◆ STATED PROBLEM: Wherever a line holds the word "content", copy that line out.

Data entries for graphics
::::::::::

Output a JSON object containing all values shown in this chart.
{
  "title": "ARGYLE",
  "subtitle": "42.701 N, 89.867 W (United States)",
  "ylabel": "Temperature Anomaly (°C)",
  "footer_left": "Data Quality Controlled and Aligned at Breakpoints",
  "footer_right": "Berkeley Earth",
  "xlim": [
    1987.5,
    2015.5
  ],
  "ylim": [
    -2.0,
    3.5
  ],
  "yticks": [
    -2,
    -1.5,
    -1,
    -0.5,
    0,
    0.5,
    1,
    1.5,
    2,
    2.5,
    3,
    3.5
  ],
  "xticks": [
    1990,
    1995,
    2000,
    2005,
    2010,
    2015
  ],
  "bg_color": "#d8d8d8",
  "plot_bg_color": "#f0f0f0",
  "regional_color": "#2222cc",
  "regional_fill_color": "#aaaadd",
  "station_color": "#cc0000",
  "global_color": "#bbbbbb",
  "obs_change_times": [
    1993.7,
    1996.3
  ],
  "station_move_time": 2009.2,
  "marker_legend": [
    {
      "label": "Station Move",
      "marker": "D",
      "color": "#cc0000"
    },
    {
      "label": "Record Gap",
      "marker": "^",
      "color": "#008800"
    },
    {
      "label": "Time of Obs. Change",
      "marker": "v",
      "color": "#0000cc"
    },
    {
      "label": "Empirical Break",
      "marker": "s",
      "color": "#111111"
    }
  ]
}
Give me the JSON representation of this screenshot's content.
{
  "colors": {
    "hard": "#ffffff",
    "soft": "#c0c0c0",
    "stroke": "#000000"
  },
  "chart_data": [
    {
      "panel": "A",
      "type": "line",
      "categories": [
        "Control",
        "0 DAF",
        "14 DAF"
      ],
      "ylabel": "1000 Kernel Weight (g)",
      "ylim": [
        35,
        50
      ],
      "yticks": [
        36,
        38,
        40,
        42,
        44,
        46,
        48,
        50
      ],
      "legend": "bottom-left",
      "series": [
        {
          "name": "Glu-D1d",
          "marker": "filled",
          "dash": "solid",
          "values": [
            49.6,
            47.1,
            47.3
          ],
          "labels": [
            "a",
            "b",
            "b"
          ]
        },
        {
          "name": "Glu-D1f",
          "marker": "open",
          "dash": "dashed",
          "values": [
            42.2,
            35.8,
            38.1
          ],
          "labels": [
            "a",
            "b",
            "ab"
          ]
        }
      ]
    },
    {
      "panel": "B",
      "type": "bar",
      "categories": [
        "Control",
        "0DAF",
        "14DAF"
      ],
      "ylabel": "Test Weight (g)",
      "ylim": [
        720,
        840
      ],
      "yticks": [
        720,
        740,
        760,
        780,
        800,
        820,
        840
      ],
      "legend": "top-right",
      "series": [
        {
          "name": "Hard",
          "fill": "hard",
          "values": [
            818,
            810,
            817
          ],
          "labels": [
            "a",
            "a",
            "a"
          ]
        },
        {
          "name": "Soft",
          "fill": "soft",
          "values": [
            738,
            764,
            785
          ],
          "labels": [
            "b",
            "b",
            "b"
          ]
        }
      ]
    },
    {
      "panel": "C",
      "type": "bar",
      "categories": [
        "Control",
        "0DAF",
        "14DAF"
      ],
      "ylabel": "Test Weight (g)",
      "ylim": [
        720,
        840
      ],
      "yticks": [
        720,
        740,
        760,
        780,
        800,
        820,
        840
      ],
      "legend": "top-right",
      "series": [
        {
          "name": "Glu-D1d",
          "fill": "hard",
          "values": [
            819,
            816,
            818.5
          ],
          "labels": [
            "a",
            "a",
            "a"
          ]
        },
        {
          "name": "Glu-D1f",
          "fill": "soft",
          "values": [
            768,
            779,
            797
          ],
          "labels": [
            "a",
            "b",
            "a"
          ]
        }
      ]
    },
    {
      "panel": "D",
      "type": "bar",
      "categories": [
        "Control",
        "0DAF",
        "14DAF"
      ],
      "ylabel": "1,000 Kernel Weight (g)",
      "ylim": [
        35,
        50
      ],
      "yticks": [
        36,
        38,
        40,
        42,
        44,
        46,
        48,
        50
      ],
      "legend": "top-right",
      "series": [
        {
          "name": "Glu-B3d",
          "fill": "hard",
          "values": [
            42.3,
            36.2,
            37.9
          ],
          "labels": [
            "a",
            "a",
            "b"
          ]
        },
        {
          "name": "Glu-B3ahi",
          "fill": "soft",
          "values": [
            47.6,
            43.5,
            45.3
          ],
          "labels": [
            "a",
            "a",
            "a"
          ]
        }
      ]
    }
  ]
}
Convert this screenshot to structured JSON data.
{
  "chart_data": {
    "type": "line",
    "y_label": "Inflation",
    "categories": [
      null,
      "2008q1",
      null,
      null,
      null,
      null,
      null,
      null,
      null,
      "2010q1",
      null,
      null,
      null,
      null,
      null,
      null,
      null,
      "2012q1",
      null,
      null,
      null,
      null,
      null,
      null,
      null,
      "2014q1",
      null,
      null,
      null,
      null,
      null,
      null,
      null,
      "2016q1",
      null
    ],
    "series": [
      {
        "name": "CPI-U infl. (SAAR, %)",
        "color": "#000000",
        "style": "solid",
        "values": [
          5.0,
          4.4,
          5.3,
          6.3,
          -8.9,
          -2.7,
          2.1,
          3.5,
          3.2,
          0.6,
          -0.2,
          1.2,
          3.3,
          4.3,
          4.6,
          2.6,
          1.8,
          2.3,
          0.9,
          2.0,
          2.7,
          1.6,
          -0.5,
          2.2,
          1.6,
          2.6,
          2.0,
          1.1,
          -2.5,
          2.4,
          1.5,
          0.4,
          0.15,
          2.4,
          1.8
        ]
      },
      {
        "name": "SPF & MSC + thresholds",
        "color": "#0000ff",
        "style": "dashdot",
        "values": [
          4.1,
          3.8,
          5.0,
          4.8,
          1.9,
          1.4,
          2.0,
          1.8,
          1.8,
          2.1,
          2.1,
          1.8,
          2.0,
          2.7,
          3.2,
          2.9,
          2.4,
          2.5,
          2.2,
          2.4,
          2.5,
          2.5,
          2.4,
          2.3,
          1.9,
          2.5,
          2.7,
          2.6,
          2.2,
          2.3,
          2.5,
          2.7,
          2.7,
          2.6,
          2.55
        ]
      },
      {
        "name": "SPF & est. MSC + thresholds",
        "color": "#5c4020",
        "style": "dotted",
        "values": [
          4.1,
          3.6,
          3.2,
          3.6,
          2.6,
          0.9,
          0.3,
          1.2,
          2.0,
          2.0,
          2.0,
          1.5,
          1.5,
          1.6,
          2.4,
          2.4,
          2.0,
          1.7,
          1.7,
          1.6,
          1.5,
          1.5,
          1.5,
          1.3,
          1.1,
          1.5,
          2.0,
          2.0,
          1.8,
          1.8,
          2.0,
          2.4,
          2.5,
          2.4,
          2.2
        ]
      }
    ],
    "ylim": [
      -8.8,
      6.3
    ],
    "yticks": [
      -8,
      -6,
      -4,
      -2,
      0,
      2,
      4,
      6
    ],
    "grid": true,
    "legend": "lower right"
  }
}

::::::::::

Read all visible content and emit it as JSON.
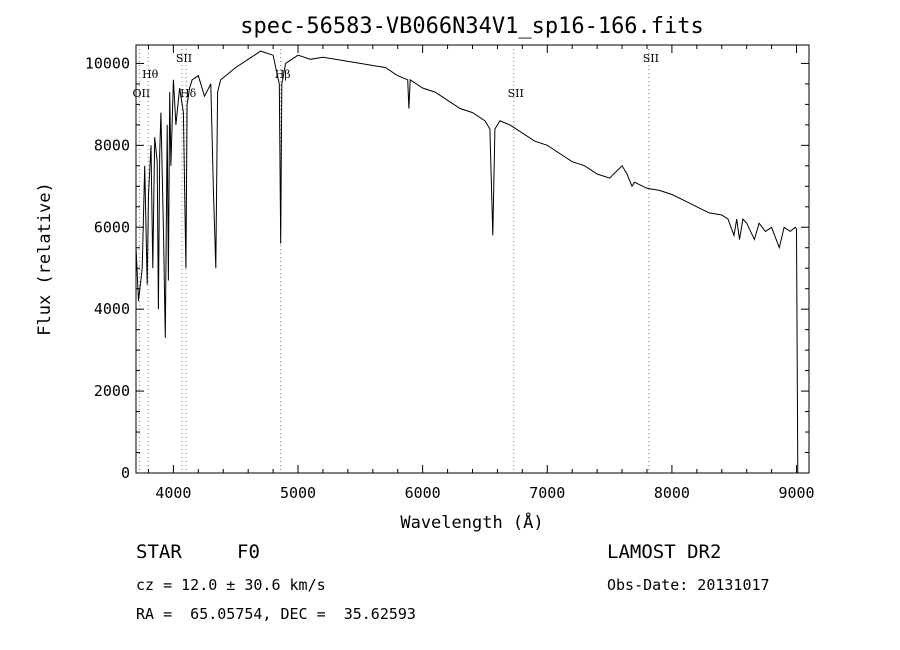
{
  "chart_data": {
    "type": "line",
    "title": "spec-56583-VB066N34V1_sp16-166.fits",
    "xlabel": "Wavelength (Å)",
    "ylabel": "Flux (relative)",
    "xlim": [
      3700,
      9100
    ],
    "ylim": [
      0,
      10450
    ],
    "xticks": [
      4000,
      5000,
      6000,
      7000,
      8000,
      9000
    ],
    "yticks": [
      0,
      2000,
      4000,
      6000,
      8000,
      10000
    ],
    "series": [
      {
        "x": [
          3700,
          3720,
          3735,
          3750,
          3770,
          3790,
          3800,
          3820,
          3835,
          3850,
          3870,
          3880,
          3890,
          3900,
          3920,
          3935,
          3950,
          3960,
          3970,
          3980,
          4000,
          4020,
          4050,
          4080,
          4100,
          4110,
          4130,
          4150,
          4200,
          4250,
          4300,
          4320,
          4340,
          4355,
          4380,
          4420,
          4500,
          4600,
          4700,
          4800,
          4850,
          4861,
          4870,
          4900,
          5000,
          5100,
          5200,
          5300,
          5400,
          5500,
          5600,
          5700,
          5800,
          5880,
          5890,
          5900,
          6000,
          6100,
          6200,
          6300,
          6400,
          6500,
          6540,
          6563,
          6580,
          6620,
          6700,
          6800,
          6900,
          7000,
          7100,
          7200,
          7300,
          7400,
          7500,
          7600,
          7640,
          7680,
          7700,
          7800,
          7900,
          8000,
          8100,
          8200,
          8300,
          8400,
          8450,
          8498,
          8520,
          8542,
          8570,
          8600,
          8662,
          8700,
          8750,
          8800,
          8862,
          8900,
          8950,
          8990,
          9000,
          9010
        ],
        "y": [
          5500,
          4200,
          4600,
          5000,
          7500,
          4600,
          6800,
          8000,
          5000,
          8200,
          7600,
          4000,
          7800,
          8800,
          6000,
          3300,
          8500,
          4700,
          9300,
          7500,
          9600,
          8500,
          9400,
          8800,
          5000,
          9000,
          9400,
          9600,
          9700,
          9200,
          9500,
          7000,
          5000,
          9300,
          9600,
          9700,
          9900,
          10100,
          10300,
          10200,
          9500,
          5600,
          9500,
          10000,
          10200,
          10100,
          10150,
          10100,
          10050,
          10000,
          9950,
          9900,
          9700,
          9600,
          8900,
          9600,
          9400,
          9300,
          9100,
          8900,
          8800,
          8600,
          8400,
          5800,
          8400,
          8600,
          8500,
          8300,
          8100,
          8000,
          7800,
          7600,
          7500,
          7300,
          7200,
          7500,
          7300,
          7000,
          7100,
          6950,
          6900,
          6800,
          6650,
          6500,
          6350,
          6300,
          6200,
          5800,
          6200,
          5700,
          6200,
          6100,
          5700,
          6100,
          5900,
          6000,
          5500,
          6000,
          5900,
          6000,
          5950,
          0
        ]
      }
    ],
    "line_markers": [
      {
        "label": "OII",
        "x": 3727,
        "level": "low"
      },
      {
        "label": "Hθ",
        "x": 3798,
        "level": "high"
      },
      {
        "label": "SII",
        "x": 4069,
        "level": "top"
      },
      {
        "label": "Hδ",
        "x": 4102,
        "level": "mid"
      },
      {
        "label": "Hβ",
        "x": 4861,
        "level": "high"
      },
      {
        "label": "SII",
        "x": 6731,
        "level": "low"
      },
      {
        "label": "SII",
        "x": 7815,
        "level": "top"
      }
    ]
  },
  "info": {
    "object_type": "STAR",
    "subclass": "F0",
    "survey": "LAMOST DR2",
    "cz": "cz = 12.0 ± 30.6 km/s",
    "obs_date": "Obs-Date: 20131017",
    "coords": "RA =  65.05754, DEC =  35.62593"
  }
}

::::::::::

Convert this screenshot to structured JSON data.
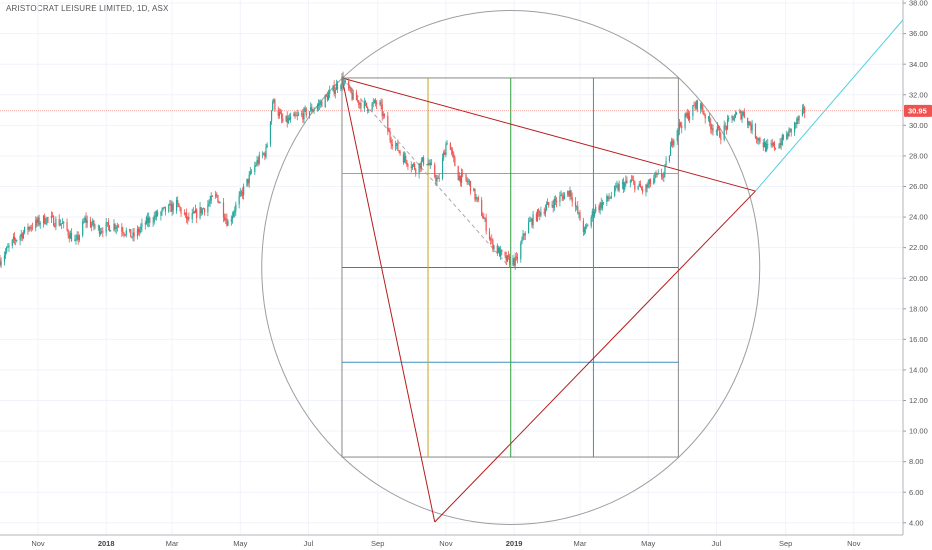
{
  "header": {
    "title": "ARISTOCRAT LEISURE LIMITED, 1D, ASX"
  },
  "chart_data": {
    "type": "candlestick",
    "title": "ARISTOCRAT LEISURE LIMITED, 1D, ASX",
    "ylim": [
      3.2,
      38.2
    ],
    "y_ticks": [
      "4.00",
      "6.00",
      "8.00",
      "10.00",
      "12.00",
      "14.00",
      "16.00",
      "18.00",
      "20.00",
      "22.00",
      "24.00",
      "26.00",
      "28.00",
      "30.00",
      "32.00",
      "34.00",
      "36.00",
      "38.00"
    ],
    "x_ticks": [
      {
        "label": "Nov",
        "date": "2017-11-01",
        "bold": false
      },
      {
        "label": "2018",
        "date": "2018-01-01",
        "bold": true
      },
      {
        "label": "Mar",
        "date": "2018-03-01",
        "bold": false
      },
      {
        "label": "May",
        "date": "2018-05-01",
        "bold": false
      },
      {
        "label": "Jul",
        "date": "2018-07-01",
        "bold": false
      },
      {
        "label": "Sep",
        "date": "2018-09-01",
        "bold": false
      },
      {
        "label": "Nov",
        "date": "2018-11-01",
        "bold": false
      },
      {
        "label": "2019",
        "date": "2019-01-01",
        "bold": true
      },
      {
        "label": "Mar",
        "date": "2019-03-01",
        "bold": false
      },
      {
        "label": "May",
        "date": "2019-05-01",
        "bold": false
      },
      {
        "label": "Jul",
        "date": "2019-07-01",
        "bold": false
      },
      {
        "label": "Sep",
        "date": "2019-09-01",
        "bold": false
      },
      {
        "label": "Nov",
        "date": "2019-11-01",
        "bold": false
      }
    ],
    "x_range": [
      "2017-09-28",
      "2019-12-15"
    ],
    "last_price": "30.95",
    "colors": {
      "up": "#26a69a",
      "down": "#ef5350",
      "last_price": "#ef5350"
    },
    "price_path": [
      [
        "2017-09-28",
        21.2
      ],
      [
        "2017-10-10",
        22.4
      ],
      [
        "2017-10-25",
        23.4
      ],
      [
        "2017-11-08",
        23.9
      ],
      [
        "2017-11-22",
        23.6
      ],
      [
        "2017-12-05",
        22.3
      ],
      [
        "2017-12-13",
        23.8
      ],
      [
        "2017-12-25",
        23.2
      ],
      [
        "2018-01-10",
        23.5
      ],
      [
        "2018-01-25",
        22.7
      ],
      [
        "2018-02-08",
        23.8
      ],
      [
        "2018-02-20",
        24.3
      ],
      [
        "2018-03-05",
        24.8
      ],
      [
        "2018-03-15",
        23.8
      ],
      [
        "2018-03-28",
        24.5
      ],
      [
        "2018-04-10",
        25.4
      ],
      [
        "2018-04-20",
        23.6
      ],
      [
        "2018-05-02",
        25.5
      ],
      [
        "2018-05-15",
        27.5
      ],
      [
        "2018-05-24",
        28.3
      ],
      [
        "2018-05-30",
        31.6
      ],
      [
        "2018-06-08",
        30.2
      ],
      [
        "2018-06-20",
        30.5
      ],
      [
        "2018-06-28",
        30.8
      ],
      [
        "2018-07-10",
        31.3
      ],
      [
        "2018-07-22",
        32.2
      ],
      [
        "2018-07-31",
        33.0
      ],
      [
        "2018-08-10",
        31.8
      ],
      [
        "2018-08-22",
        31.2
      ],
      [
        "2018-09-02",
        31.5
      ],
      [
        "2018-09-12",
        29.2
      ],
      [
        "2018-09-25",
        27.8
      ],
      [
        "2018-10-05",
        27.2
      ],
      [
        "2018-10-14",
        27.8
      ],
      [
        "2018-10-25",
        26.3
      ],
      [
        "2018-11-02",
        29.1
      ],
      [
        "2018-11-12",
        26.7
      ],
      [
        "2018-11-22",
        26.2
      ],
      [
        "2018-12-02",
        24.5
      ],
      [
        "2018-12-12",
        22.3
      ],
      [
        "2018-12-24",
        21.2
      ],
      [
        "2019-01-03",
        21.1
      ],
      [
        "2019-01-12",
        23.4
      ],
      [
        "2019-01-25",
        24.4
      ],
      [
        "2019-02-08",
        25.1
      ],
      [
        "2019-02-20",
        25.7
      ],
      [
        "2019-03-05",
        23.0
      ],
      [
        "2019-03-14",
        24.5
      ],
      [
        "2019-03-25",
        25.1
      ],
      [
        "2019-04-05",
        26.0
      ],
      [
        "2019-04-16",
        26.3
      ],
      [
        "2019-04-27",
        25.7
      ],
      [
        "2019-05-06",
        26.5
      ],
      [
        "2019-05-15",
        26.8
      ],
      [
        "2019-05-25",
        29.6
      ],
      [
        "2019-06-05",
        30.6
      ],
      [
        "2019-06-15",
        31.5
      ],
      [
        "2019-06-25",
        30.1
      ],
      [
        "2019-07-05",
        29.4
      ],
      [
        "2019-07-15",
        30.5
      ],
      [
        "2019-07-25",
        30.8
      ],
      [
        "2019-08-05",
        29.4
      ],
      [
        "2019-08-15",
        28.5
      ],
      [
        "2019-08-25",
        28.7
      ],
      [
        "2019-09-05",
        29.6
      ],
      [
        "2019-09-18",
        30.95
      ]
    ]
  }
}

::::::::::

◆ REPLY TO THE TASK:
Give me the JSON representation of this screenshot's content.
Read all visible content and emit it as JSON.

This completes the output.